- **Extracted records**
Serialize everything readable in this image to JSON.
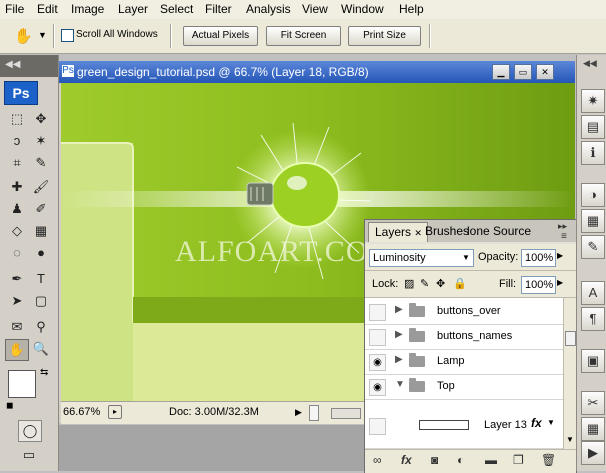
{
  "menu": [
    "File",
    "Edit",
    "Image",
    "Layer",
    "Select",
    "Filter",
    "Analysis",
    "View",
    "Window",
    "Help"
  ],
  "options": {
    "scroll_all": "Scroll All Windows",
    "actual_pixels": "Actual Pixels",
    "fit_screen": "Fit Screen",
    "print_size": "Print Size"
  },
  "toolbox": {
    "logo": "Ps"
  },
  "document": {
    "title": "green_design_tutorial.psd @ 66.7% (Layer 18, RGB/8)",
    "watermark": "ALFOART.COM",
    "zoom": "66.67%",
    "doc_info": "Doc: 3.00M/32.3M"
  },
  "layers_panel": {
    "tabs": [
      "Layers",
      "Brushes",
      "lone Source"
    ],
    "blend_mode": "Luminosity",
    "opacity_label": "Opacity:",
    "opacity_value": "100%",
    "lock_label": "Lock:",
    "fill_label": "Fill:",
    "fill_value": "100%",
    "layers": [
      {
        "name": "buttons_over",
        "visible": false
      },
      {
        "name": "buttons_names",
        "visible": false
      },
      {
        "name": "Lamp",
        "visible": true
      },
      {
        "name": "Top",
        "visible": true
      },
      {
        "name": "Layer 13",
        "visible": false
      }
    ]
  },
  "colors": {
    "accent": "#2456b7",
    "canvas": "#8fbf1f",
    "panel": "#e3e0d8"
  }
}
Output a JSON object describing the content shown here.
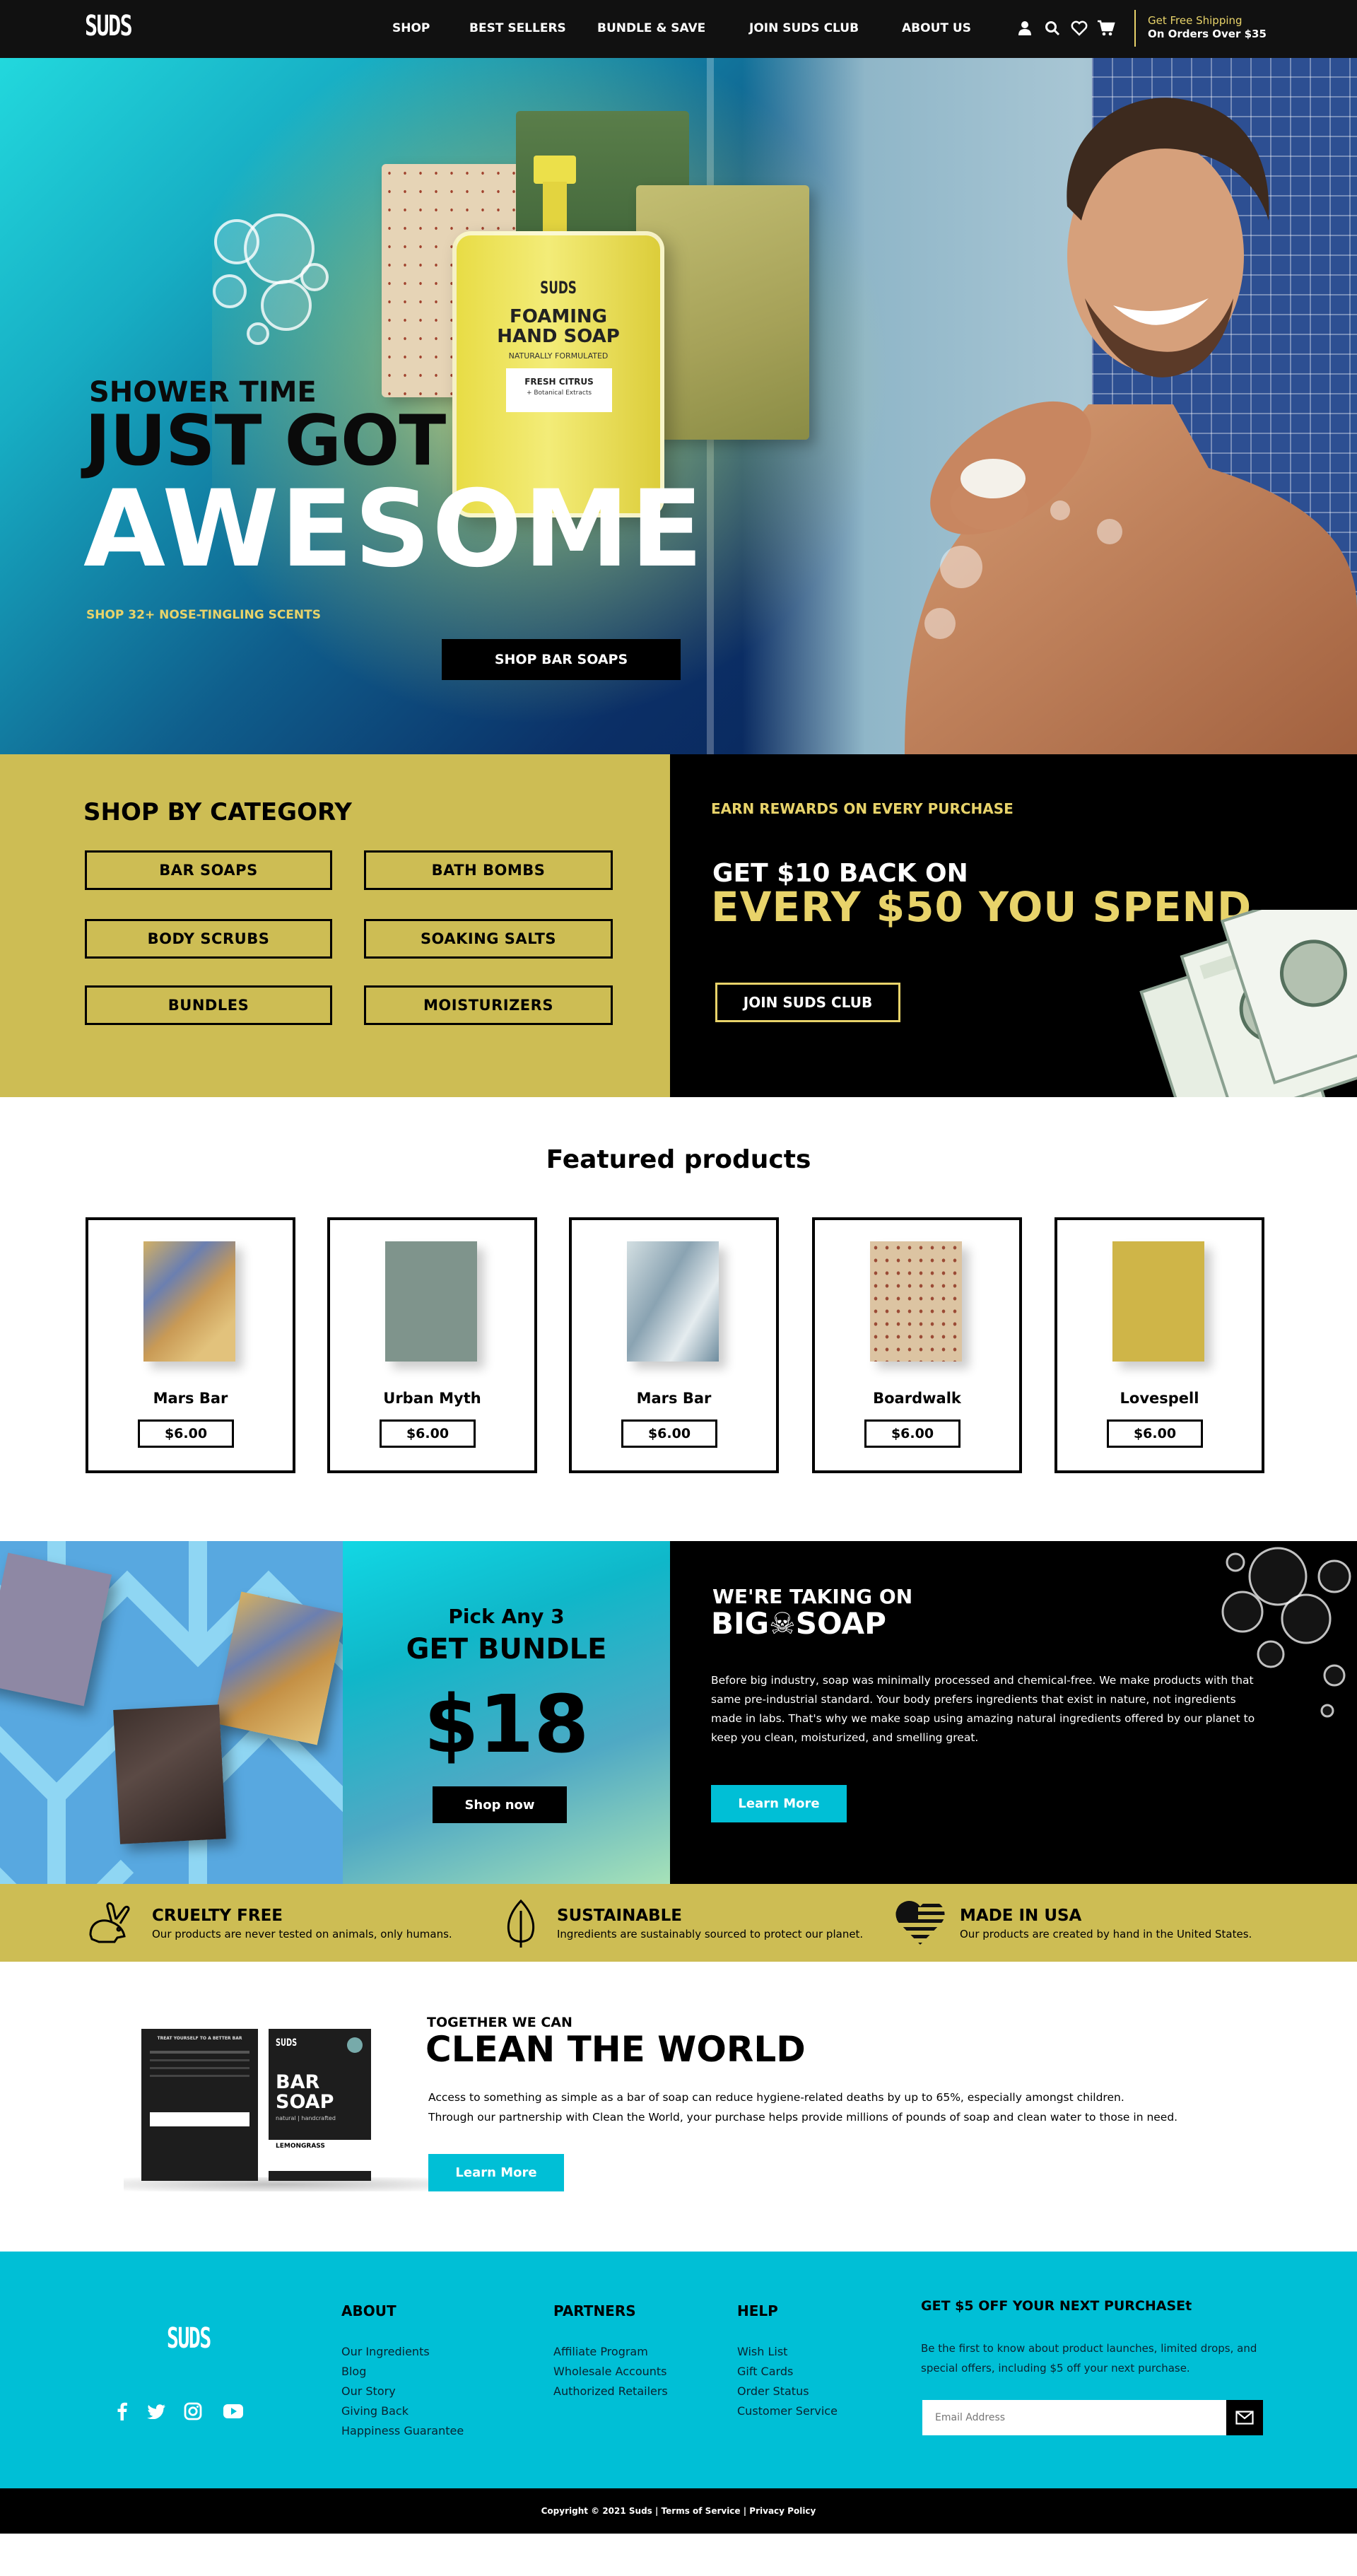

- **Objective**
Output all of the data exactly as it stands, minus any images.

- **Output for this exercise**
Serialize everything readable in this image to JSON.
{
  "menu": [
    "File",
    "Edit",
    "Image",
    "Layer",
    "Select",
    "Filter",
    "Analysis",
    "View",
    "Window",
    "Help"
  ],
  "options": {
    "scroll_all": "Scroll All Windows",
    "actual_pixels": "Actual Pixels",
    "fit_screen": "Fit Screen",
    "print_size": "Print Size"
  },
  "toolbox": {
    "logo": "Ps"
  },
  "document": {
    "title": "green_design_tutorial.psd @ 66.7% (Layer 18, RGB/8)",
    "watermark": "ALFOART.COM",
    "zoom": "66.67%",
    "doc_info": "Doc: 3.00M/32.3M"
  },
  "layers_panel": {
    "tabs": [
      "Layers",
      "Brushes",
      "lone Source"
    ],
    "blend_mode": "Luminosity",
    "opacity_label": "Opacity:",
    "opacity_value": "100%",
    "lock_label": "Lock:",
    "fill_label": "Fill:",
    "fill_value": "100%",
    "layers": [
      {
        "name": "buttons_over",
        "visible": false
      },
      {
        "name": "buttons_names",
        "visible": false
      },
      {
        "name": "Lamp",
        "visible": true
      },
      {
        "name": "Top",
        "visible": true
      },
      {
        "name": "Layer 13",
        "visible": false
      }
    ]
  },
  "colors": {
    "accent": "#2456b7",
    "canvas": "#8fbf1f",
    "panel": "#e3e0d8"
  }
}
Output a JSON object describing the content shown here.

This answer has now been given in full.